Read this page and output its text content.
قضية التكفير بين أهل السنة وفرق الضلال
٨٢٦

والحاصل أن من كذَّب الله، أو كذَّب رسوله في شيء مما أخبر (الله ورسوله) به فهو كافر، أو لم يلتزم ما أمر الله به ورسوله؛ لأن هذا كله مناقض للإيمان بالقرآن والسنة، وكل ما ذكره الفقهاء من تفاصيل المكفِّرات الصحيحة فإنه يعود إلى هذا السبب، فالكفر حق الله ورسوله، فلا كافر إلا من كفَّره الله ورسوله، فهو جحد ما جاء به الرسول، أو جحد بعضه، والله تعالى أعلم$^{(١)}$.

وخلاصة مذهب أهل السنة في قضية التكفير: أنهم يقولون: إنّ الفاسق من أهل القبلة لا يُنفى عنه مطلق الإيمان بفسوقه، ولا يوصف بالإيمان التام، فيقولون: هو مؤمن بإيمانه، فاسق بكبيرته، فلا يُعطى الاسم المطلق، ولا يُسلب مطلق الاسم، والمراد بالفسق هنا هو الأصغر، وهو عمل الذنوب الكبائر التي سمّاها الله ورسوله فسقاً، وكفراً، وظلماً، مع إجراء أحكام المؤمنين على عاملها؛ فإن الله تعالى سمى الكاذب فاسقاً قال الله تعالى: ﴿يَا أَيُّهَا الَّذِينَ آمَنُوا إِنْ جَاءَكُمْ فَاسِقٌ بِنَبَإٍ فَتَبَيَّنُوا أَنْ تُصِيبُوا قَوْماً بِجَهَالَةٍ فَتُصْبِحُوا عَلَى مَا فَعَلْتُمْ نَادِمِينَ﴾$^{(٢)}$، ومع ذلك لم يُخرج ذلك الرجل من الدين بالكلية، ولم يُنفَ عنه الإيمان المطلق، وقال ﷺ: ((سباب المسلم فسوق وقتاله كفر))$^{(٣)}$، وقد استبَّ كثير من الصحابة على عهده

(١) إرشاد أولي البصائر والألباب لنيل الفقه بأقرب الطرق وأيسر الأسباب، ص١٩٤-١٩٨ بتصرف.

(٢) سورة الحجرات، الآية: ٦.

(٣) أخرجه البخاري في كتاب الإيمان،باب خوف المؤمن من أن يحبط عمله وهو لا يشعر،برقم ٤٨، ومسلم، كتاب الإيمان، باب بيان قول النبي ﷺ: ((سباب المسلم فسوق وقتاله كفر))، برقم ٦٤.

EXERCISE:
Take the lines above and retype all of them exactly.

TASK RESULT:
Read this page and output its text content.
قضية التكفير بين أهل السنة وفرق الضلال
٨٢٦

والحاصل أن من كذَّب الله، أو كذَّب رسوله في شيء مما أخبر (الله ورسوله) به فهو كافر، أو لم يلتزم ما أمر الله به ورسوله؛ لأن هذا كله مناقض للإيمان بالقرآن والسنة، وكل ما ذكره الفقهاء من تفاصيل المكفِّرات الصحيحة فإنه يعود إلى هذا السبب، فالكفر حق الله ورسوله، فلا كافر إلا من كفَّره الله ورسوله، فهو جحد ما جاء به الرسول، أو جحد بعضه، والله تعالى أعلم$^{(١)}$.

وخلاصة مذهب أهل السنة في قضية التكفير: أنهم يقولون: إنّ الفاسق من أهل القبلة لا يُنفى عنه مطلق الإيمان بفسوقه، ولا يوصف بالإيمان التام، فيقولون: هو مؤمن بإيمانه، فاسق بكبيرته، فلا يُعطى الاسم المطلق، ولا يُسلب مطلق الاسم، والمراد بالفسق هنا هو الأصغر، وهو عمل الذنوب الكبائر التي سمّاها الله ورسوله فسقاً، وكفراً، وظلماً، مع إجراء أحكام المؤمنين على عاملها؛ فإن الله تعالى سمى الكاذب فاسقاً قال الله تعالى: ﴿يَا أَيُّهَا الَّذِينَ آمَنُوا إِنْ جَاءَكُمْ فَاسِقٌ بِنَبَإٍ فَتَبَيَّنُوا أَنْ تُصِيبُوا قَوْماً بِجَهَالَةٍ فَتُصْبِحُوا عَلَى مَا فَعَلْتُمْ نَادِمِينَ﴾$^{(٢)}$، ومع ذلك لم يُخرج ذلك الرجل من الدين بالكلية، ولم يُنفَ عنه الإيمان المطلق، وقال ﷺ: ((سباب المسلم فسوق وقتاله كفر))$^{(٣)}$، وقد استبَّ كثير من الصحابة على عهده

(١) إرشاد أولي البصائر والألباب لنيل الفقه بأقرب الطرق وأيسر الأسباب، ص١٩٤-١٩٨ بتصرف.

(٢) سورة الحجرات، الآية: ٦.

(٣) أخرجه البخاري في كتاب الإيمان،باب خوف المؤمن من أن يحبط عمله وهو لا يشعر،برقم ٤٨، ومسلم، كتاب الإيمان، باب بيان قول النبي ﷺ: ((سباب المسلم فسوق وقتاله كفر))، برقم ٦٤.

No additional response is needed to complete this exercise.